◆ **Work required**: What you return must match the records exactly, except that the pictures are gone.

Transcribed page data:
==================================================

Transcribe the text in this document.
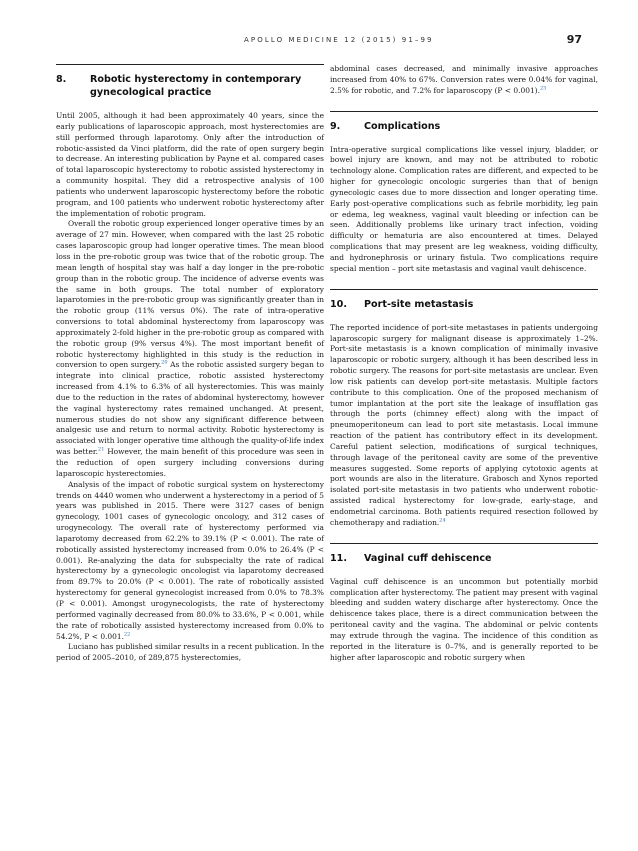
APOLLO MEDICINE 12 (2015) 91–99	97
8.	Robotic hysterectomy in contemporary gynecological practice

Until 2005, although it had been approximately 40 years, since the early publications of laparoscopic approach, most hysterectomies are still performed through laparotomy. Only after the introduction of robotic-assisted da Vinci platform, did the rate of open surgery begin to decrease. An interesting publication by Payne et al. compared cases of total laparoscopic hysterectomy to robotic assisted hysterectomy in a community hospital. They did a retrospective analysis of 100 patients who underwent laparoscopic hysterectomy before the robotic program, and 100 patients who underwent robotic hysterectomy after the implementation of robotic program.

Overall the robotic group experienced longer operative times by an average of 27 min. However, when compared with the last 25 robotic cases laparoscopic group had longer operative times. The mean blood loss in the pre-robotic group was twice that of the robotic group. The mean length of hospital stay was half a day longer in the pre-robotic group than in the robotic group. The incidence of adverse events was the same in both groups. The total number of exploratory laparotomies in the pre-robotic group was significantly greater than in the robotic group (11% versus 0%). The rate of intra-operative conversions to total abdominal hysterectomy from laparoscopy was approximately 2-fold higher in the pre-robotic group as compared with the robotic group (9% versus 4%). The most important benefit of robotic hysterectomy highlighted in this study is the reduction in conversion to open surgery.$^{20}$ As the robotic assisted surgery began to integrate into clinical practice, robotic assisted hysterectomy increased from 4.1% to 6.3% of all hysterectomies. This was mainly due to the reduction in the rates of abdominal hysterectomy, however the vaginal hysterectomy rates remained unchanged. At present, numerous studies do not show any significant difference between analgesic use and return to normal activity. Robotic hysterectomy is associated with longer operative time although the quality-of-life index was better.$^{21}$ However, the main benefit of this procedure was seen in the reduction of open surgery including conversions during laparoscopic hysterectomies.

Analysis of the impact of robotic surgical system on hysterectomy trends on 4440 women who underwent a hysterectomy in a period of 5 years was published in 2015. There were 3127 cases of benign gynecology, 1001 cases of gynecologic oncology, and 312 cases of urogynecology. The overall rate of hysterectomy performed via laparotomy decreased from 62.2% to 39.1% (P < 0.001). The rate of robotically assisted hysterectomy increased from 0.0% to 26.4% (P < 0.001). Re-analyzing the data for subspecialty the rate of radical hysterectomy by a gynecologic oncologist via laparotomy decreased from 89.7% to 20.0% (P < 0.001). The rate of robotically assisted hysterectomy for general gynecologist increased from 0.0% to 78.3% (P < 0.001). Amongst urogynecologists, the rate of hysterectomy performed vaginally decreased from 80.0% to 33.6%, P < 0.001, while the rate of robotically assisted hysterectomy increased from 0.0% to 54.2%, P < 0.001.22

Luciano has published similar results in a recent publication. In the period of 2005–2010, of 289,875 hysterectomies,

abdominal cases decreased, and minimally invasive approaches increased from 40% to 67%. Conversion rates were 0.04% for vaginal, 2.5% for robotic, and 7.2% for laparoscopy (P < 0.001).$^{23}$

9.	Complications

Intra-operative surgical complications like vessel injury, bladder, or bowel injury are known, and may not be attributed to robotic technology alone. Complication rates are different, and expected to be higher for gynecologic oncologic surgeries than that of benign gynecologic cases due to more dissection and longer operating time. Early post-operative complications such as febrile morbidity, leg pain or edema, leg weakness, vaginal vault bleeding or infection can be seen. Additionally problems like urinary tract infection, voiding difficulty or hematuria are also encountered at times. Delayed complications that may present are leg weakness, voiding difficulty, and hydronephrosis or urinary fistula. Two complications require special mention – port site metastasis and vaginal vault dehiscence.

10.	Port-site metastasis

The reported incidence of port-site metastases in patients undergoing laparoscopic surgery for malignant disease is approximately 1–2%. Port-site metastasis is a known complication of minimally invasive laparoscopic or robotic surgery, although it has been described less in robotic surgery. The reasons for port-site metastasis are unclear. Even low risk patients can develop port-site metastasis. Multiple factors contribute to this complication. One of the proposed mechanism of tumor implantation at the port site the leakage of insufflation gas through the ports (chimney effect) along with the impact of pneumoperitoneum can lead to port site metastasis. Local immune reaction of the patient has contributory effect in its development. Careful patient selection, modifications of surgical techniques, through lavage of the peritoneal cavity are some of the preventive measures suggested. Some reports of applying cytotoxic agents at port wounds are also in the literature. Grabosch and Xynos reported isolated port-site metastasis in two patients who underwent robotic-assisted radical hysterectomy for low-grade, early-stage, and endometrial carcinoma. Both patients required resection followed by chemotherapy and radiation.$^{24}$

11.	Vaginal cuff dehiscence

Vaginal cuff dehiscence is an uncommon but potentially morbid complication after hysterectomy. The patient may present with vaginal bleeding and sudden watery discharge after hysterectomy. Once the dehiscence takes place, there is a direct communication between the peritoneal cavity and the vagina. The abdominal or pelvic contents may extrude through the vagina. The incidence of this condition as reported in the literature is 0–7%, and is generally reported to be higher after laparoscopic and robotic surgery when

==================================================

◆ **Problem solution**:
Transcribe the text in this document.
APOLLO MEDICINE 12 (2015) 91–99	97
8.	Robotic hysterectomy in contemporary gynecological practice

Until 2005, although it had been approximately 40 years, since the early publications of laparoscopic approach, most hysterectomies are still performed through laparotomy. Only after the introduction of robotic-assisted da Vinci platform, did the rate of open surgery begin to decrease. An interesting publication by Payne et al. compared cases of total laparoscopic hysterectomy to robotic assisted hysterectomy in a community hospital. They did a retrospective analysis of 100 patients who underwent laparoscopic hysterectomy before the robotic program, and 100 patients who underwent robotic hysterectomy after the implementation of robotic program.

Overall the robotic group experienced longer operative times by an average of 27 min. However, when compared with the last 25 robotic cases laparoscopic group had longer operative times. The mean blood loss in the pre-robotic group was twice that of the robotic group. The mean length of hospital stay was half a day longer in the pre-robotic group than in the robotic group. The incidence of adverse events was the same in both groups. The total number of exploratory laparotomies in the pre-robotic group was significantly greater than in the robotic group (11% versus 0%). The rate of intra-operative conversions to total abdominal hysterectomy from laparoscopy was approximately 2-fold higher in the pre-robotic group as compared with the robotic group (9% versus 4%). The most important benefit of robotic hysterectomy highlighted in this study is the reduction in conversion to open surgery.$^{20}$ As the robotic assisted surgery began to integrate into clinical practice, robotic assisted hysterectomy increased from 4.1% to 6.3% of all hysterectomies. This was mainly due to the reduction in the rates of abdominal hysterectomy, however the vaginal hysterectomy rates remained unchanged. At present, numerous studies do not show any significant difference between analgesic use and return to normal activity. Robotic hysterectomy is associated with longer operative time although the quality-of-life index was better.$^{21}$ However, the main benefit of this procedure was seen in the reduction of open surgery including conversions during laparoscopic hysterectomies.

Analysis of the impact of robotic surgical system on hysterectomy trends on 4440 women who underwent a hysterectomy in a period of 5 years was published in 2015. There were 3127 cases of benign gynecology, 1001 cases of gynecologic oncology, and 312 cases of urogynecology. The overall rate of hysterectomy performed via laparotomy decreased from 62.2% to 39.1% (P < 0.001). The rate of robotically assisted hysterectomy increased from 0.0% to 26.4% (P < 0.001). Re-analyzing the data for subspecialty the rate of radical hysterectomy by a gynecologic oncologist via laparotomy decreased from 89.7% to 20.0% (P < 0.001). The rate of robotically assisted hysterectomy for general gynecologist increased from 0.0% to 78.3% (P < 0.001). Amongst urogynecologists, the rate of hysterectomy performed vaginally decreased from 80.0% to 33.6%, P < 0.001, while the rate of robotically assisted hysterectomy increased from 0.0% to 54.2%, P < 0.001.22

Luciano has published similar results in a recent publication. In the period of 2005–2010, of 289,875 hysterectomies,

abdominal cases decreased, and minimally invasive approaches increased from 40% to 67%. Conversion rates were 0.04% for vaginal, 2.5% for robotic, and 7.2% for laparoscopy (P < 0.001).$^{23}$

9.	Complications

Intra-operative surgical complications like vessel injury, bladder, or bowel injury are known, and may not be attributed to robotic technology alone. Complication rates are different, and expected to be higher for gynecologic oncologic surgeries than that of benign gynecologic cases due to more dissection and longer operating time. Early post-operative complications such as febrile morbidity, leg pain or edema, leg weakness, vaginal vault bleeding or infection can be seen. Additionally problems like urinary tract infection, voiding difficulty or hematuria are also encountered at times. Delayed complications that may present are leg weakness, voiding difficulty, and hydronephrosis or urinary fistula. Two complications require special mention – port site metastasis and vaginal vault dehiscence.

10.	Port-site metastasis

The reported incidence of port-site metastases in patients undergoing laparoscopic surgery for malignant disease is approximately 1–2%. Port-site metastasis is a known complication of minimally invasive laparoscopic or robotic surgery, although it has been described less in robotic surgery. The reasons for port-site metastasis are unclear. Even low risk patients can develop port-site metastasis. Multiple factors contribute to this complication. One of the proposed mechanism of tumor implantation at the port site the leakage of insufflation gas through the ports (chimney effect) along with the impact of pneumoperitoneum can lead to port site metastasis. Local immune reaction of the patient has contributory effect in its development. Careful patient selection, modifications of surgical techniques, through lavage of the peritoneal cavity are some of the preventive measures suggested. Some reports of applying cytotoxic agents at port wounds are also in the literature. Grabosch and Xynos reported isolated port-site metastasis in two patients who underwent robotic-assisted radical hysterectomy for low-grade, early-stage, and endometrial carcinoma. Both patients required resection followed by chemotherapy and radiation.$^{24}$

11.	Vaginal cuff dehiscence

Vaginal cuff dehiscence is an uncommon but potentially morbid complication after hysterectomy. The patient may present with vaginal bleeding and sudden watery discharge after hysterectomy. Once the dehiscence takes place, there is a direct communication between the peritoneal cavity and the vagina. The abdominal or pelvic contents may extrude through the vagina. The incidence of this condition as reported in the literature is 0–7%, and is generally reported to be higher after laparoscopic and robotic surgery when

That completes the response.